• **WHAT IS EXPECTED**
Scan the lines below for the string "يتنفس" and copy every one that has it.

━━━━━━

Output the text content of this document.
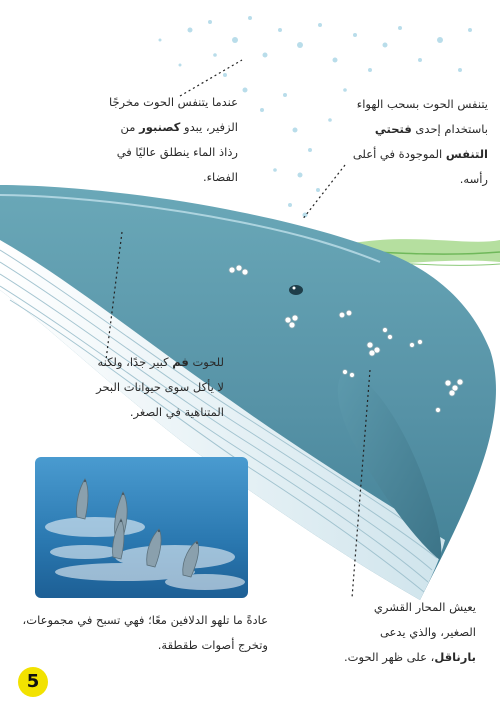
عندما يتنفس الحوت مخرجًا
الزفير، يبدو كصنبور من
رذاذ الماء ينطلق عاليًا في
الفضاء.
يتنفس الحوت بسحب الهواء
باستخدام إحدى فتحتي
التنفس الموجودة في أعلى
رأسه.
للحوت فم كبير جدًا، ولكنه
لا يأكل سوى حيوانات البحر
المتناهية في الصغر.
يعيش المحار القشري
الصغير، والذي يدعى
بارناقل، على ظهر الحوت.
عادةً ما تلهو الدلافين معًا؛ فهي تسبح في مجموعات،
وتخرج أصوات طقطقة.
5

━━━━━━

• **FULL RESPONSE**
عندما يتنفس الحوت مخرجًا
يتنفس الحوت بسحب الهواء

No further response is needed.